Return all lines that include the string "JSON".

※

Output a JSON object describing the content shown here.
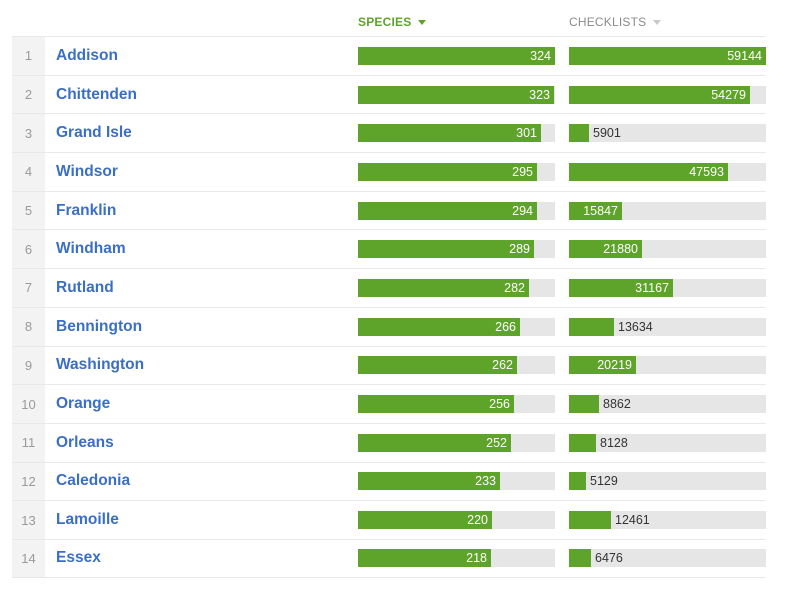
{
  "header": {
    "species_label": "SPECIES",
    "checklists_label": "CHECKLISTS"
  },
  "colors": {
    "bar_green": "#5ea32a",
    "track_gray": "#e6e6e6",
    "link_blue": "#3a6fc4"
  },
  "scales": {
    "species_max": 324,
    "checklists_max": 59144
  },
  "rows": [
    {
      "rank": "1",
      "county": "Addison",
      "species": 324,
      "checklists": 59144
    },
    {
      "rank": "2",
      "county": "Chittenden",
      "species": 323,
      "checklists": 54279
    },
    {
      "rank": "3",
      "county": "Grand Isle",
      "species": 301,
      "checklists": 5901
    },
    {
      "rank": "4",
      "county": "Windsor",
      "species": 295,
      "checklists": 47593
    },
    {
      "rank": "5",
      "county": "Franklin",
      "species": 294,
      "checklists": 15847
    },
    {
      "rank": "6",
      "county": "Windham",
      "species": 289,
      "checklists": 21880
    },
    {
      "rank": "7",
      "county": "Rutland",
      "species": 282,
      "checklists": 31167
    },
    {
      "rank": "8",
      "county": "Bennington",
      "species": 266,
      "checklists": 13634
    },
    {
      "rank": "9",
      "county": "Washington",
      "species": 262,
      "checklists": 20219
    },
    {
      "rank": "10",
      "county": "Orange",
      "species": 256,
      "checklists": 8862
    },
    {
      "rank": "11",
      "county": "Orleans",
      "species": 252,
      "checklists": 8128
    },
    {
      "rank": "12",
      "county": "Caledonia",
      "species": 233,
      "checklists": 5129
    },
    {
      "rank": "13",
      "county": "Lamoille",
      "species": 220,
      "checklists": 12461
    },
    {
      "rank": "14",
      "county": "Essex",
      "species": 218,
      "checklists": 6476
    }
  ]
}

※

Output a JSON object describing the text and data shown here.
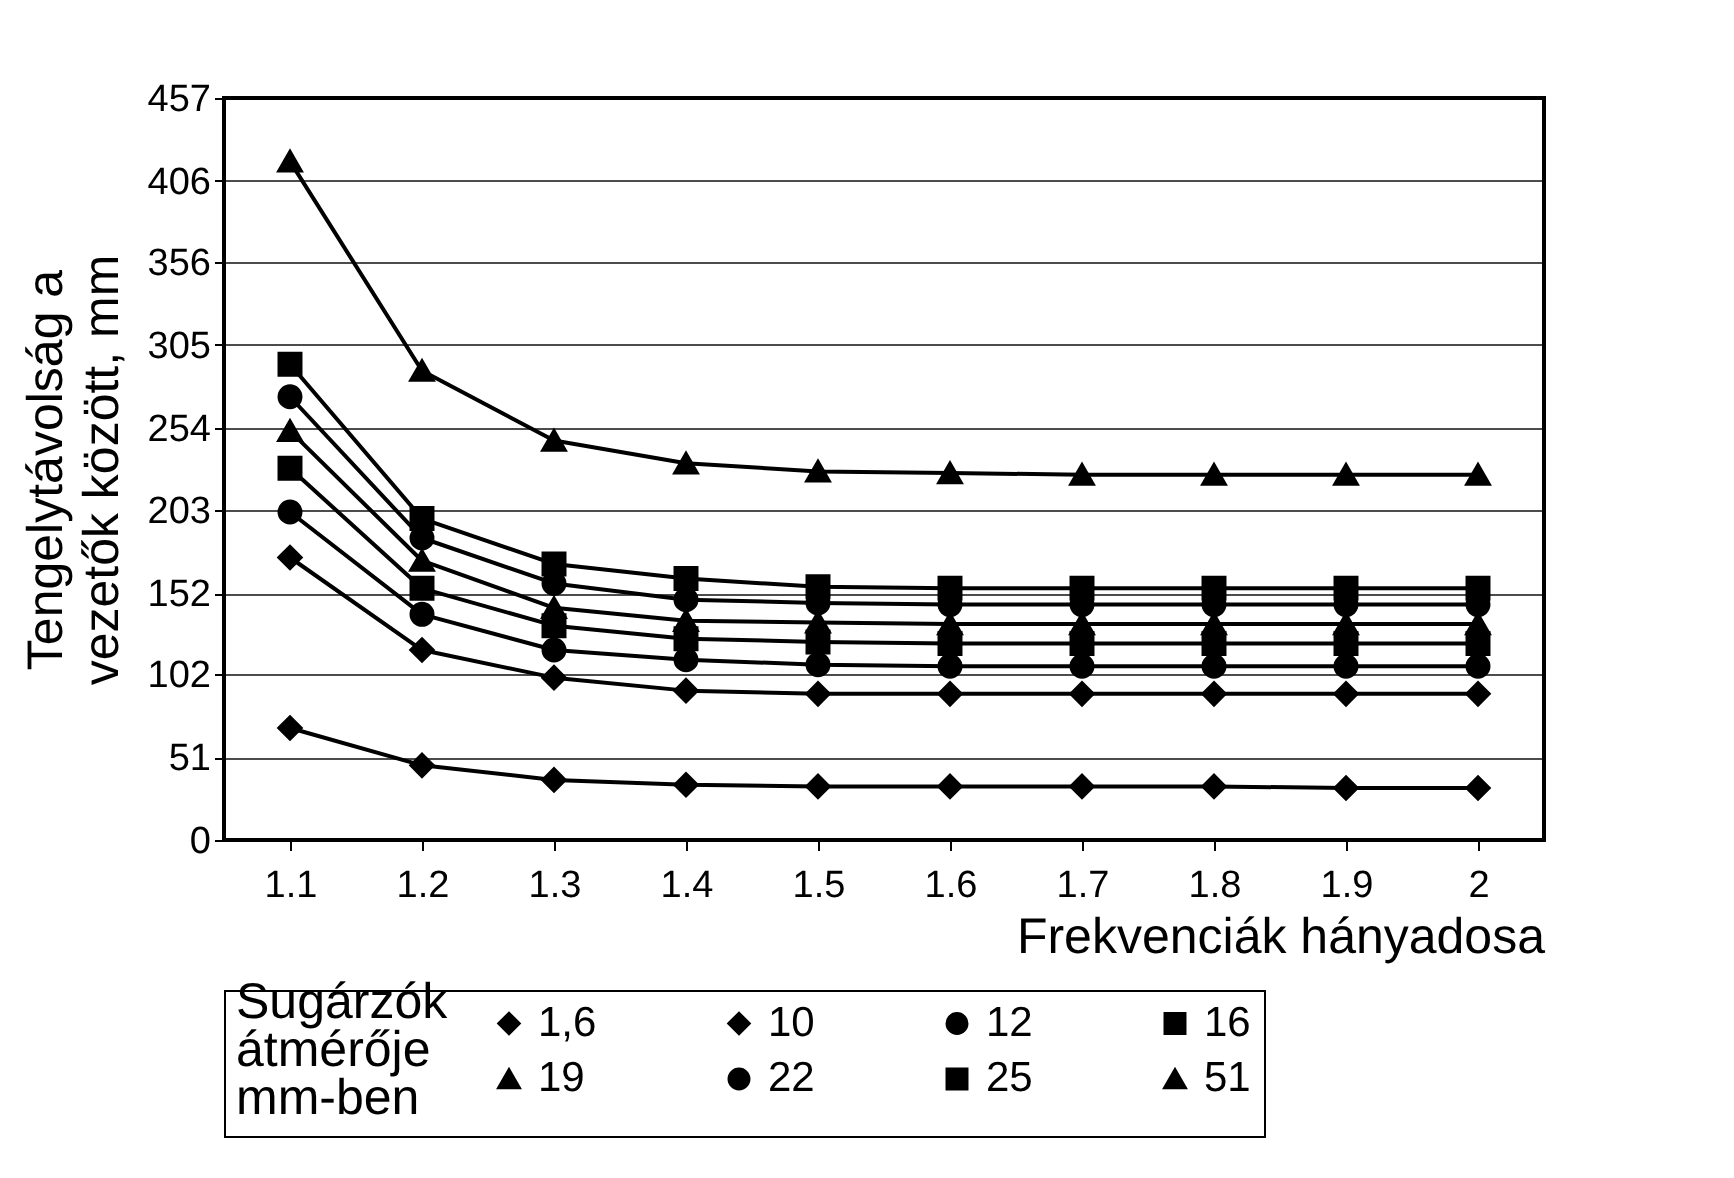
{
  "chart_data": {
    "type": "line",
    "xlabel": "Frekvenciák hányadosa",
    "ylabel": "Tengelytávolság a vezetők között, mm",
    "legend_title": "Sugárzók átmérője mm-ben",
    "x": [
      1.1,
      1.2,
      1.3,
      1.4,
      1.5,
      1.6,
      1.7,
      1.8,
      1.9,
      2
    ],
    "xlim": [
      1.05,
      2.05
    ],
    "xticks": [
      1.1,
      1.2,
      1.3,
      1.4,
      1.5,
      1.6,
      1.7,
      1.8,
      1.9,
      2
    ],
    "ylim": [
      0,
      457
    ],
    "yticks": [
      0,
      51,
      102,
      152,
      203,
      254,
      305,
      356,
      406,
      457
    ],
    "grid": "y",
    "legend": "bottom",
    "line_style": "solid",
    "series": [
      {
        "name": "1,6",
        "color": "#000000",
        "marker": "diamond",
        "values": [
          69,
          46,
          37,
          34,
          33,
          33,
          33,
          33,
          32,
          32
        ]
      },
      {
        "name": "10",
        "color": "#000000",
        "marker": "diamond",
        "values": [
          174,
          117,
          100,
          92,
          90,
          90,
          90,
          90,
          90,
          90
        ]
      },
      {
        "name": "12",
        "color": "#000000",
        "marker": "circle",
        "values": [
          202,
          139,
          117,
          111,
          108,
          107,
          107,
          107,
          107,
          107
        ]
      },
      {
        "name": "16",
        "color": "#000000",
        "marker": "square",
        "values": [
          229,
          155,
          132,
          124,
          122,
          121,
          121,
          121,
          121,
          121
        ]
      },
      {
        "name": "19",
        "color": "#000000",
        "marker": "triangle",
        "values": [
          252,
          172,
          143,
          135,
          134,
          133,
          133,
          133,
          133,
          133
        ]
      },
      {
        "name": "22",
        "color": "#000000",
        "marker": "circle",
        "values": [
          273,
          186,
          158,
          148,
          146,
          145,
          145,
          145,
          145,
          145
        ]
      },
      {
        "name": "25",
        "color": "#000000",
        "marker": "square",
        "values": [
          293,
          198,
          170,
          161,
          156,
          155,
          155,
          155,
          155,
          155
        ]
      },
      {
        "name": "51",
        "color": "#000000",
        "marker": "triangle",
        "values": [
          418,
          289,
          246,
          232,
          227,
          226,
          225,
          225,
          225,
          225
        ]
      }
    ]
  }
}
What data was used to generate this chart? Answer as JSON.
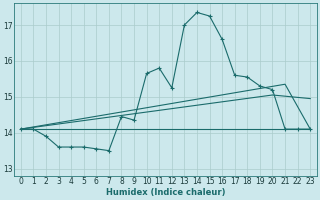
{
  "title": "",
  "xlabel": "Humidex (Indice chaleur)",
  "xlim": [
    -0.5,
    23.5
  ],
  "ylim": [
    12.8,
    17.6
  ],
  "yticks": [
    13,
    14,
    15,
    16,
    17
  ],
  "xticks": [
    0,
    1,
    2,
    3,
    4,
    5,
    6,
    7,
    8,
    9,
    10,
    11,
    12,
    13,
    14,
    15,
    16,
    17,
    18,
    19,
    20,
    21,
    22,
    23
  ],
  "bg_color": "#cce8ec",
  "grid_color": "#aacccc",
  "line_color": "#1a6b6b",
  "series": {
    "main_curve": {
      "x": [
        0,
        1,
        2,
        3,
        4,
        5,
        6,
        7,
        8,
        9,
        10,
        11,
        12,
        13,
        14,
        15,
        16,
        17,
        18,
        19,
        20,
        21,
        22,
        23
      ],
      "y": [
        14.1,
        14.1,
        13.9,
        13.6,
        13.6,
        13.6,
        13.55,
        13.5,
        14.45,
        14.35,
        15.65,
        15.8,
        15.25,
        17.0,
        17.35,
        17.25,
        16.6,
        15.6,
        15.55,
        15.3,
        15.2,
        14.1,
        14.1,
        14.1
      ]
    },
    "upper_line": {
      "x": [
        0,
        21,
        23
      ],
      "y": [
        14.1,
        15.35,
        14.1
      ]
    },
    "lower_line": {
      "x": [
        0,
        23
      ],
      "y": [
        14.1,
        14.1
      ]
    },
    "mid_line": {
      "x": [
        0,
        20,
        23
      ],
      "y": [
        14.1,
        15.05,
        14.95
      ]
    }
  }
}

※

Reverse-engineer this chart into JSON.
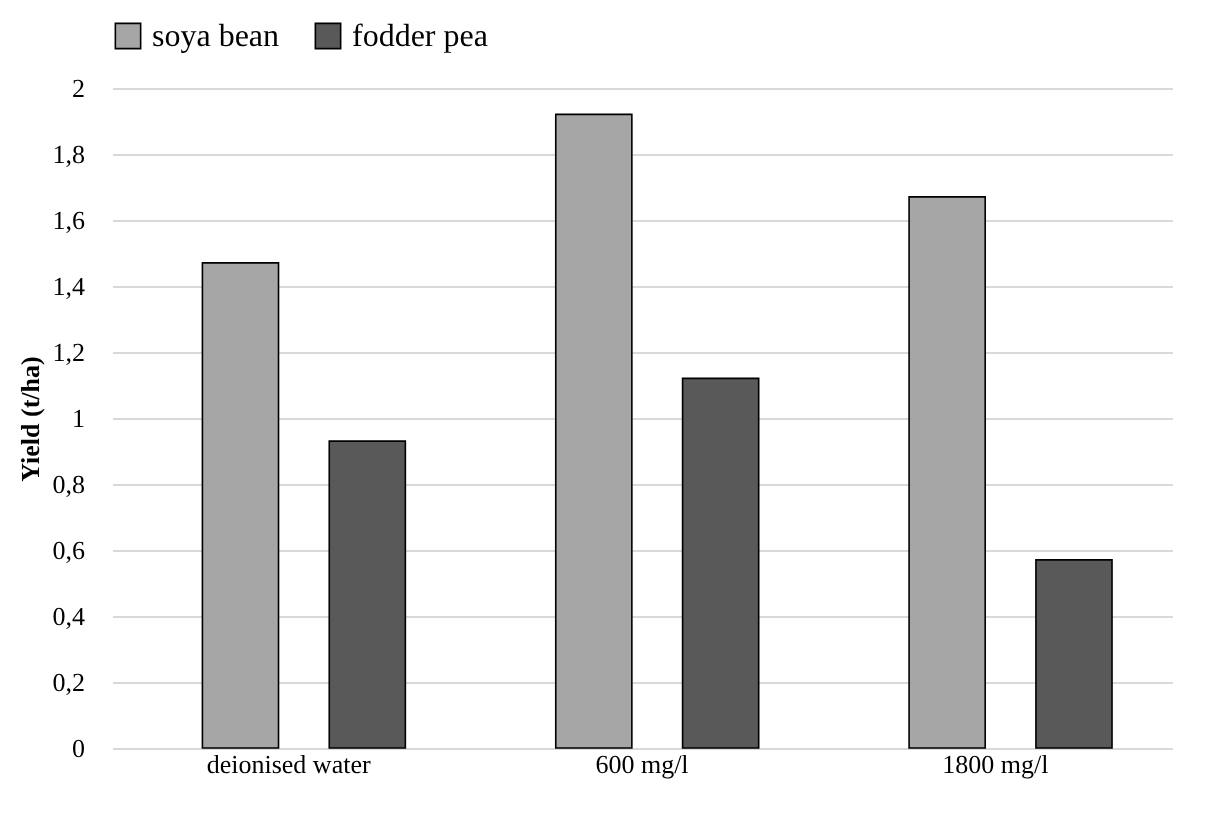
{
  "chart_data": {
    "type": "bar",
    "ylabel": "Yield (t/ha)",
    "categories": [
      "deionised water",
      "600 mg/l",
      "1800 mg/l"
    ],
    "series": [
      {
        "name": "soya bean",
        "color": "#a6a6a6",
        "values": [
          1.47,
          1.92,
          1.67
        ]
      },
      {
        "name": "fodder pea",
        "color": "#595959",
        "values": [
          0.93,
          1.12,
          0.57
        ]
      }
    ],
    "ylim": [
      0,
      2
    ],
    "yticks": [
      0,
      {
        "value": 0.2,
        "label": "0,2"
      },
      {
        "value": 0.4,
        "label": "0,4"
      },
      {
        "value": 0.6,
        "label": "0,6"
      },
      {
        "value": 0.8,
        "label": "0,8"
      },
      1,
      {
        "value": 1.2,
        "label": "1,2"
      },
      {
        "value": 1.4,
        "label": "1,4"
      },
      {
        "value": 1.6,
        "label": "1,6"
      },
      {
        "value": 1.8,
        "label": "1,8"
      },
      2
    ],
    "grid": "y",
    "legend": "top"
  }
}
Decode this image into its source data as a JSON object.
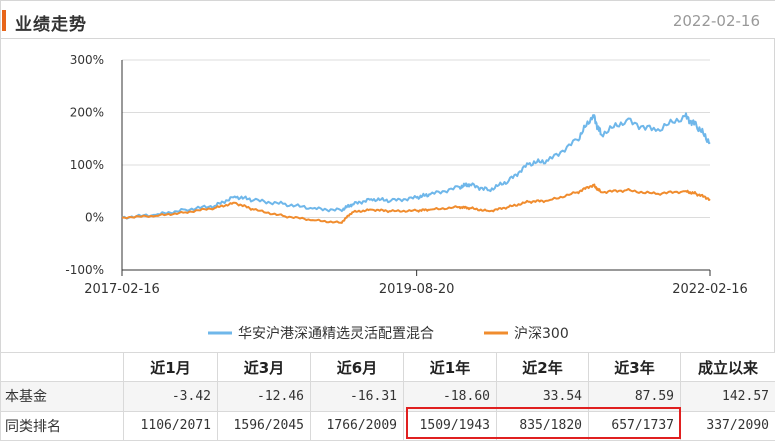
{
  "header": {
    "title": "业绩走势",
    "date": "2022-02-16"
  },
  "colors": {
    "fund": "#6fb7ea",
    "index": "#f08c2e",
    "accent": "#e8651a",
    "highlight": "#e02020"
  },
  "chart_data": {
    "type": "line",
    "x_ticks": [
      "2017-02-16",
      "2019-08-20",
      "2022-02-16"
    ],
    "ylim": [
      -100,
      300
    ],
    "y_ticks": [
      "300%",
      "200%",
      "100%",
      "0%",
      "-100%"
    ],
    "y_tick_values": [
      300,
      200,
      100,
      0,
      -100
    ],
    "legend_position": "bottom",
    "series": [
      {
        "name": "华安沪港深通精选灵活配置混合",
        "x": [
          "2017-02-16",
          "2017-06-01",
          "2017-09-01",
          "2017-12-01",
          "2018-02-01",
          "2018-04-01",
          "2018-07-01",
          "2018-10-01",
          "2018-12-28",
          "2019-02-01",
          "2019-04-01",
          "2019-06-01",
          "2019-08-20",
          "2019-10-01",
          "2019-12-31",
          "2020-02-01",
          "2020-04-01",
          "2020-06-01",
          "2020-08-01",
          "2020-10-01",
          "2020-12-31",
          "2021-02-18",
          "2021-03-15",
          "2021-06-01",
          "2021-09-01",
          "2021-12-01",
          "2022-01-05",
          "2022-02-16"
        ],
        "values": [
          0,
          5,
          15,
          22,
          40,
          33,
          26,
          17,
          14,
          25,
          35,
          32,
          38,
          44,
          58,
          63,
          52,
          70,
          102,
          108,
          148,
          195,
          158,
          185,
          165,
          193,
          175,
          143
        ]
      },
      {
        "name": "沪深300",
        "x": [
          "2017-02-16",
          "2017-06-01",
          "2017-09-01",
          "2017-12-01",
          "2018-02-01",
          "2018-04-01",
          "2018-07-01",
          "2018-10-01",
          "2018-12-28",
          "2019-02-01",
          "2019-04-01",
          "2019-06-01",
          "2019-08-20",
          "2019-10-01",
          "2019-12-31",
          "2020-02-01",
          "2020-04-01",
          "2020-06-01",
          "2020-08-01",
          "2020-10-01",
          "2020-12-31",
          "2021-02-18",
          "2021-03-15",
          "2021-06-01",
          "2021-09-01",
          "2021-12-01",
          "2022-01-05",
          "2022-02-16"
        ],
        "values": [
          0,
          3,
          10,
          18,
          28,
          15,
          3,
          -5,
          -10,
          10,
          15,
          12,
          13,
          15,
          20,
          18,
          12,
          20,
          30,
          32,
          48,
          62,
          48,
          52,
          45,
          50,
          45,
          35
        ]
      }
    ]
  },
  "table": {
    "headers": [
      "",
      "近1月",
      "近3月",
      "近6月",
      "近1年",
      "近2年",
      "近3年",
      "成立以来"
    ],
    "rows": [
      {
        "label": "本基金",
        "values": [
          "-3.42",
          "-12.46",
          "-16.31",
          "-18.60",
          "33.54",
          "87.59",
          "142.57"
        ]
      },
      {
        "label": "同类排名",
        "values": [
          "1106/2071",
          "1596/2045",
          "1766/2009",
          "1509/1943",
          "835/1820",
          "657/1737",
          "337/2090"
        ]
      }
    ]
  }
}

※

**EXERCISE SOLUTION**
Output a JSON object describing the content shown here.
Output a JSON object describing the text and data shown here.
What data was used to generate this chart? Answer as JSON.
Reverse-engineer this chart into JSON.
Decode this image into its source data as a JSON object.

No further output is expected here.